[Dataset entries on figures]
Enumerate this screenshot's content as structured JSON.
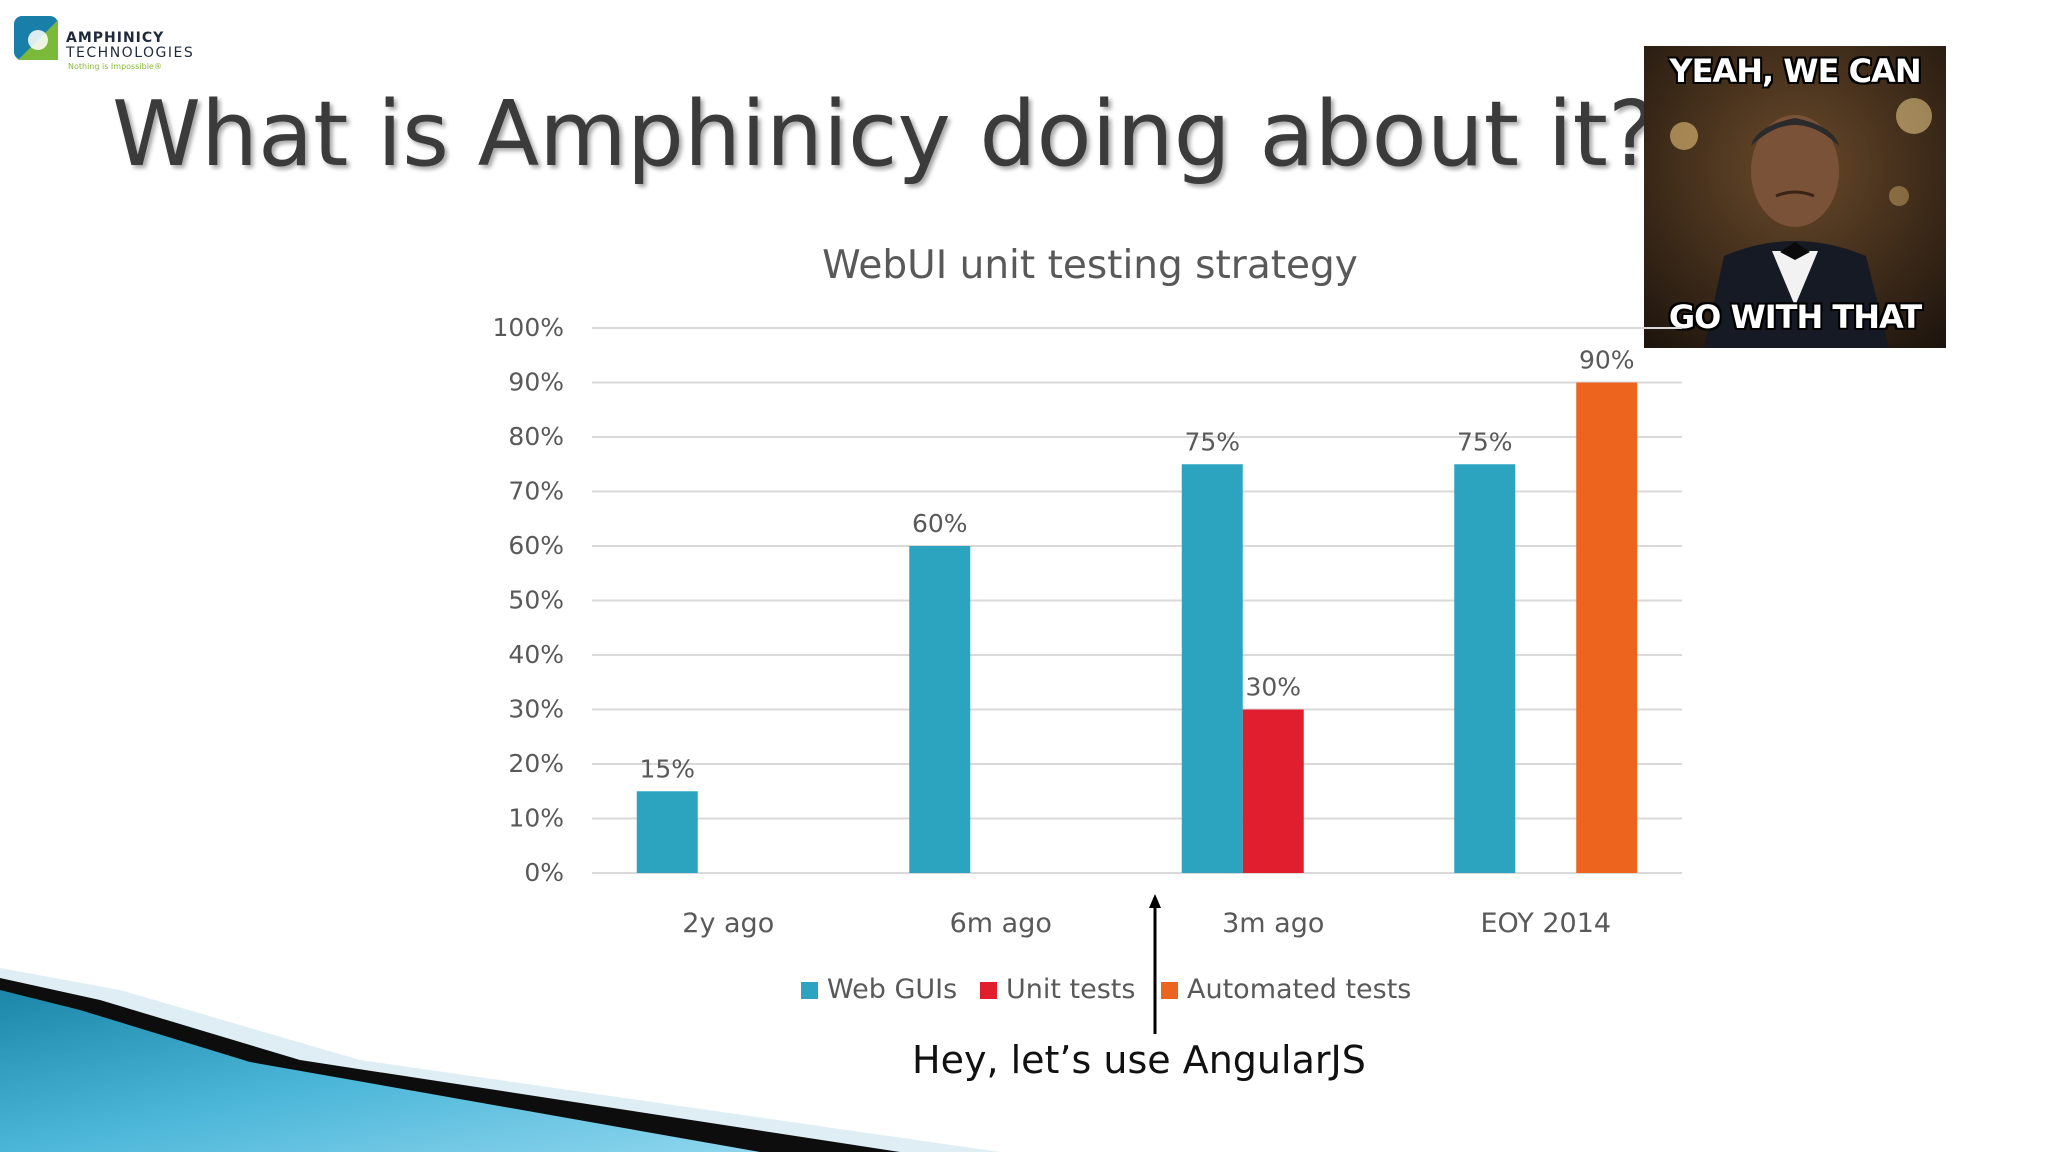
{
  "logo": {
    "line1": "AMPHINICY",
    "line2": "TECHNOLOGIES",
    "tagline": "Nothing is Impossible®"
  },
  "page_title": "What is Amphinicy doing about it?",
  "meme": {
    "top_text": "YEAH, WE CAN",
    "bottom_text": "GO WITH THAT"
  },
  "annotation": {
    "text": "Hey, let’s use AngularJS",
    "arrow_icon": "up-arrow-icon"
  },
  "colors": {
    "web_guis": "#2ca4c0",
    "unit_tests": "#e01e2e",
    "automated_tests": "#ec641e",
    "grid": "#d9d9d9",
    "axis_text": "#595959"
  },
  "chart_data": {
    "type": "bar",
    "title": "WebUI unit testing strategy",
    "xlabel": "",
    "ylabel": "",
    "categories": [
      "2y ago",
      "6m ago",
      "3m ago",
      "EOY 2014"
    ],
    "series": [
      {
        "name": "Web GUIs",
        "values": [
          15,
          60,
          75,
          75
        ]
      },
      {
        "name": "Unit tests",
        "values": [
          null,
          null,
          30,
          null
        ]
      },
      {
        "name": "Automated tests",
        "values": [
          null,
          null,
          null,
          90
        ]
      }
    ],
    "data_labels": [
      "15%",
      "60%",
      "75%",
      "75%",
      "30%",
      "90%"
    ],
    "yticks": [
      "0%",
      "10%",
      "20%",
      "30%",
      "40%",
      "50%",
      "60%",
      "70%",
      "80%",
      "90%",
      "100%"
    ],
    "ylim": [
      0,
      100
    ],
    "grid": true,
    "legend": "bottom"
  }
}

[The task] Nothing in the entries should change as you copy them, except that the pictures are left out.

[Result of this task]
Enumerate this screenshot's content as structured JSON.
{
  "logo": {
    "line1": "AMPHINICY",
    "line2": "TECHNOLOGIES",
    "tagline": "Nothing is Impossible®"
  },
  "page_title": "What is Amphinicy doing about it?",
  "meme": {
    "top_text": "YEAH, WE CAN",
    "bottom_text": "GO WITH THAT"
  },
  "annotation": {
    "text": "Hey, let’s use AngularJS",
    "arrow_icon": "up-arrow-icon"
  },
  "colors": {
    "web_guis": "#2ca4c0",
    "unit_tests": "#e01e2e",
    "automated_tests": "#ec641e",
    "grid": "#d9d9d9",
    "axis_text": "#595959"
  },
  "chart_data": {
    "type": "bar",
    "title": "WebUI unit testing strategy",
    "xlabel": "",
    "ylabel": "",
    "categories": [
      "2y ago",
      "6m ago",
      "3m ago",
      "EOY 2014"
    ],
    "series": [
      {
        "name": "Web GUIs",
        "values": [
          15,
          60,
          75,
          75
        ]
      },
      {
        "name": "Unit tests",
        "values": [
          null,
          null,
          30,
          null
        ]
      },
      {
        "name": "Automated tests",
        "values": [
          null,
          null,
          null,
          90
        ]
      }
    ],
    "data_labels": [
      "15%",
      "60%",
      "75%",
      "75%",
      "30%",
      "90%"
    ],
    "yticks": [
      "0%",
      "10%",
      "20%",
      "30%",
      "40%",
      "50%",
      "60%",
      "70%",
      "80%",
      "90%",
      "100%"
    ],
    "ylim": [
      0,
      100
    ],
    "grid": true,
    "legend": "bottom"
  }
}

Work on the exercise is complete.